EXTRACTED RECORDS:
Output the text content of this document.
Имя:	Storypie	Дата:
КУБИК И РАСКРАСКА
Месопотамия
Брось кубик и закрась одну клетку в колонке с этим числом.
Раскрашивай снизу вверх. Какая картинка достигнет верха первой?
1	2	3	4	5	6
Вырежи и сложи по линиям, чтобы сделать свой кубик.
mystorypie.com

WHAT IS REQUIRED: Output the whole listing above again, word for word.

REPLY:
Output the text content of this document.
Имя:	Storypie	Дата:
КУБИК И РАСКРАСКА
Месопотамия
Брось кубик и закрась одну клетку в колонке с этим числом.
Раскрашивай снизу вверх. Какая картинка достигнет верха первой?
1	2	3	4	5	6
Вырежи и сложи по линиям, чтобы сделать свой кубик.
mystorypie.com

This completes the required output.